**WHAT NEEDS TO BE DONE**. Check every line below for the word "Millennials" and give only the number of lines where it appears.

---------- INFORMATION PROVIDED

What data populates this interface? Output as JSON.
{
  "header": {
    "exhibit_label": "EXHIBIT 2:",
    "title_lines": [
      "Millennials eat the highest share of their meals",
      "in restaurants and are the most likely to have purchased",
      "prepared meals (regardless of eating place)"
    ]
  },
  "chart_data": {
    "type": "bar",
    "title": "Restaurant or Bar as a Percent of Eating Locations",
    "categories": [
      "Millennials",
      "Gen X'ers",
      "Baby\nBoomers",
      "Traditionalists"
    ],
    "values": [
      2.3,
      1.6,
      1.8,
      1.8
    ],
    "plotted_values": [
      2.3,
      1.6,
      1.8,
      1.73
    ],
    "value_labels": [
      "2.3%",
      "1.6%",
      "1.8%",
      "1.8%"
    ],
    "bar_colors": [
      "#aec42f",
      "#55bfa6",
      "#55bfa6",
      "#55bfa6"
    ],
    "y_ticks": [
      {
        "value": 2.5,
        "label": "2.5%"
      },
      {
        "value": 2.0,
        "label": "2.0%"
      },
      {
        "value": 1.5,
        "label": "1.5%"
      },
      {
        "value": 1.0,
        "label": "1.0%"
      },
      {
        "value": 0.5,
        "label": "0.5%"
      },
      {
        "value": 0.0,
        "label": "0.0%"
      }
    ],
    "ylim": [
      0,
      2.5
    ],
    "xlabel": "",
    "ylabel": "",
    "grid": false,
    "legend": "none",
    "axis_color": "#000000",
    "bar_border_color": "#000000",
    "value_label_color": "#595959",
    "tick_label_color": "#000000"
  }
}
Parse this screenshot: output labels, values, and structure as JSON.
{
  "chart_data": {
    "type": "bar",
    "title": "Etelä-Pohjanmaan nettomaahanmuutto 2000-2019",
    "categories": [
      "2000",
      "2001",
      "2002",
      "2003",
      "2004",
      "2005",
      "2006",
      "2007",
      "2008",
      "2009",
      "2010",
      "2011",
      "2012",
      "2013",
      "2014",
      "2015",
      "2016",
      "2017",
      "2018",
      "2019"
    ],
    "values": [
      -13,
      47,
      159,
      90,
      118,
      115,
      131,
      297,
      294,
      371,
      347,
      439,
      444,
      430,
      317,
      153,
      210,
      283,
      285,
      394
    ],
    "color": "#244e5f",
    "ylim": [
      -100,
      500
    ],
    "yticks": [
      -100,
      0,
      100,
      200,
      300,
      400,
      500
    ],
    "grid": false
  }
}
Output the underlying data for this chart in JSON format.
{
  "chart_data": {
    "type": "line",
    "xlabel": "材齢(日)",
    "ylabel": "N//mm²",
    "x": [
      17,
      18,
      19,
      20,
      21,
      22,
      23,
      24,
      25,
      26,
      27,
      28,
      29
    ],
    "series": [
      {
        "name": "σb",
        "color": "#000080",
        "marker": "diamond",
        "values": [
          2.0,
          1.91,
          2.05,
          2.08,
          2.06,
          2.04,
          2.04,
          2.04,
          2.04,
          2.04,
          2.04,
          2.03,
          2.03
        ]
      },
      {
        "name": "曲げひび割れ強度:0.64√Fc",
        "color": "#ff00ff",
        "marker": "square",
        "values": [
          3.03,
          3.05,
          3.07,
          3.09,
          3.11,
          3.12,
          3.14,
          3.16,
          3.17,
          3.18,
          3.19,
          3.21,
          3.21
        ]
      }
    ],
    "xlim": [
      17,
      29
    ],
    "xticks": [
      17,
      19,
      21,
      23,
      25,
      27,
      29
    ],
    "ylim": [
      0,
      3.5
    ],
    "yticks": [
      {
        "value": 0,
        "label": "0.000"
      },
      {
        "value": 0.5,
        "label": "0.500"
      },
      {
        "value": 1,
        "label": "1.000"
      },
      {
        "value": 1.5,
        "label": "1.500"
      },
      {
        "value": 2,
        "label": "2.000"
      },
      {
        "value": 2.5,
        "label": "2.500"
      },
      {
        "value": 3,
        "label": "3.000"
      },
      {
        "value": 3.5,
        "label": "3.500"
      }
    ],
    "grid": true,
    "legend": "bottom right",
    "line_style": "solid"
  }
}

--------------------

**REPLY TO THE EXERCISE**. 2